Collection entries →
Begin
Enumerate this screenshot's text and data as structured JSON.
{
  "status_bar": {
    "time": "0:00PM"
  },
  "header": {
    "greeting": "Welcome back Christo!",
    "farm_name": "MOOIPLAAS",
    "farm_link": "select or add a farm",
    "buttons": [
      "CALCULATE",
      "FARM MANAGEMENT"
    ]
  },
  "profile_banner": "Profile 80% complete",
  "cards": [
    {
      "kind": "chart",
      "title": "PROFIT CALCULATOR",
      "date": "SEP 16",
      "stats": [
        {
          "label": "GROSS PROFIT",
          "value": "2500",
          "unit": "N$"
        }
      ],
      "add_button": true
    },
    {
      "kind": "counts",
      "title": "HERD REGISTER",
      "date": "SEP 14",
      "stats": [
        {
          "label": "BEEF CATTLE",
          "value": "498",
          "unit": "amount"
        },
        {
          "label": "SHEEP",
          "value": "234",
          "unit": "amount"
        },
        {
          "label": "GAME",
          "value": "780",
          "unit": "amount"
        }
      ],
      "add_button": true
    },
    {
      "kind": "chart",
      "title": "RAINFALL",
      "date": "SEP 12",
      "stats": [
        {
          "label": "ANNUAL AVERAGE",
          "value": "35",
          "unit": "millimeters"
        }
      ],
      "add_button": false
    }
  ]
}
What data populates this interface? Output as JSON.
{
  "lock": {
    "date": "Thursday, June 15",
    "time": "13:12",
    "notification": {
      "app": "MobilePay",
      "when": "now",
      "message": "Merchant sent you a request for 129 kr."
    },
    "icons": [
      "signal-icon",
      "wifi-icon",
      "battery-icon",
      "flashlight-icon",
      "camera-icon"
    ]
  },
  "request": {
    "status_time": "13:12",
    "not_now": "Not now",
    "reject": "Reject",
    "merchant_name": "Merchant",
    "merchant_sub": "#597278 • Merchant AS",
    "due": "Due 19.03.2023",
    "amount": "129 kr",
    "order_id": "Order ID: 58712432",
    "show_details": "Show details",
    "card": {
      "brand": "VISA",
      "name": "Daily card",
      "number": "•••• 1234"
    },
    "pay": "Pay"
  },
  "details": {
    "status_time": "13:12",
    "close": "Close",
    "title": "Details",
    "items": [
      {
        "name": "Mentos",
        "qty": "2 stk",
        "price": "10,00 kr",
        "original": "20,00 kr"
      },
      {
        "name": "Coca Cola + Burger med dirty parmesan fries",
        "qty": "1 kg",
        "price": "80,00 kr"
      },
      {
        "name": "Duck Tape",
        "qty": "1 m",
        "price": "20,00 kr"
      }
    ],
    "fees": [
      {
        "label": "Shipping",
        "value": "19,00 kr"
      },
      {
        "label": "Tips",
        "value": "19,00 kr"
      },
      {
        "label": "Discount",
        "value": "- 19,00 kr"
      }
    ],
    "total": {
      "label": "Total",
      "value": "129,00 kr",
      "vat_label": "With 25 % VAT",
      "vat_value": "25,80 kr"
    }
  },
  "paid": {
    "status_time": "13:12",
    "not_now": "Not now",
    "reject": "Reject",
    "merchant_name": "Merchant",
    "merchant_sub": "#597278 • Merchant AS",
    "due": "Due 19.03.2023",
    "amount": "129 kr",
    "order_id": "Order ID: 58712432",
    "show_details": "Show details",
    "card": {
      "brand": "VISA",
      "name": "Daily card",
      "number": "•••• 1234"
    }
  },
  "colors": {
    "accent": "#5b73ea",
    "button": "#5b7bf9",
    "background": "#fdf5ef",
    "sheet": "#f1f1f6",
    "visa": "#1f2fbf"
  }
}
End
Task brief →
Return all of the above records exactly, leaving no line out.

Complete output →
Enumerate this screenshot's text and data as structured JSON.
{
  "status_bar": {
    "time": "0:00PM"
  },
  "header": {
    "greeting": "Welcome back Christo!",
    "farm_name": "MOOIPLAAS",
    "farm_link": "select or add a farm",
    "buttons": [
      "CALCULATE",
      "FARM MANAGEMENT"
    ]
  },
  "profile_banner": "Profile 80% complete",
  "cards": [
    {
      "kind": "chart",
      "title": "PROFIT CALCULATOR",
      "date": "SEP 16",
      "stats": [
        {
          "label": "GROSS PROFIT",
          "value": "2500",
          "unit": "N$"
        }
      ],
      "add_button": true
    },
    {
      "kind": "counts",
      "title": "HERD REGISTER",
      "date": "SEP 14",
      "stats": [
        {
          "label": "BEEF CATTLE",
          "value": "498",
          "unit": "amount"
        },
        {
          "label": "SHEEP",
          "value": "234",
          "unit": "amount"
        },
        {
          "label": "GAME",
          "value": "780",
          "unit": "amount"
        }
      ],
      "add_button": true
    },
    {
      "kind": "chart",
      "title": "RAINFALL",
      "date": "SEP 12",
      "stats": [
        {
          "label": "ANNUAL AVERAGE",
          "value": "35",
          "unit": "millimeters"
        }
      ],
      "add_button": false
    }
  ]
}
What data populates this interface? Output as JSON.
{
  "lock": {
    "date": "Thursday, June 15",
    "time": "13:12",
    "notification": {
      "app": "MobilePay",
      "when": "now",
      "message": "Merchant sent you a request for 129 kr."
    },
    "icons": [
      "signal-icon",
      "wifi-icon",
      "battery-icon",
      "flashlight-icon",
      "camera-icon"
    ]
  },
  "request": {
    "status_time": "13:12",
    "not_now": "Not now",
    "reject": "Reject",
    "merchant_name": "Merchant",
    "merchant_sub": "#597278 • Merchant AS",
    "due": "Due 19.03.2023",
    "amount": "129 kr",
    "order_id": "Order ID: 58712432",
    "show_details": "Show details",
    "card": {
      "brand": "VISA",
      "name": "Daily card",
      "number": "•••• 1234"
    },
    "pay": "Pay"
  },
  "details": {
    "status_time": "13:12",
    "close": "Close",
    "title": "Details",
    "items": [
      {
        "name": "Mentos",
        "qty": "2 stk",
        "price": "10,00 kr",
        "original": "20,00 kr"
      },
      {
        "name": "Coca Cola + Burger med dirty parmesan fries",
        "qty": "1 kg",
        "price": "80,00 kr"
      },
      {
        "name": "Duck Tape",
        "qty": "1 m",
        "price": "20,00 kr"
      }
    ],
    "fees": [
      {
        "label": "Shipping",
        "value": "19,00 kr"
      },
      {
        "label": "Tips",
        "value": "19,00 kr"
      },
      {
        "label": "Discount",
        "value": "- 19,00 kr"
      }
    ],
    "total": {
      "label": "Total",
      "value": "129,00 kr",
      "vat_label": "With 25 % VAT",
      "vat_value": "25,80 kr"
    }
  },
  "paid": {
    "status_time": "13:12",
    "not_now": "Not now",
    "reject": "Reject",
    "merchant_name": "Merchant",
    "merchant_sub": "#597278 • Merchant AS",
    "due": "Due 19.03.2023",
    "amount": "129 kr",
    "order_id": "Order ID: 58712432",
    "show_details": "Show details",
    "card": {
      "brand": "VISA",
      "name": "Daily card",
      "number": "•••• 1234"
    }
  },
  "colors": {
    "accent": "#5b73ea",
    "button": "#5b7bf9",
    "background": "#fdf5ef",
    "sheet": "#f1f1f6",
    "visa": "#1f2fbf"
  }
}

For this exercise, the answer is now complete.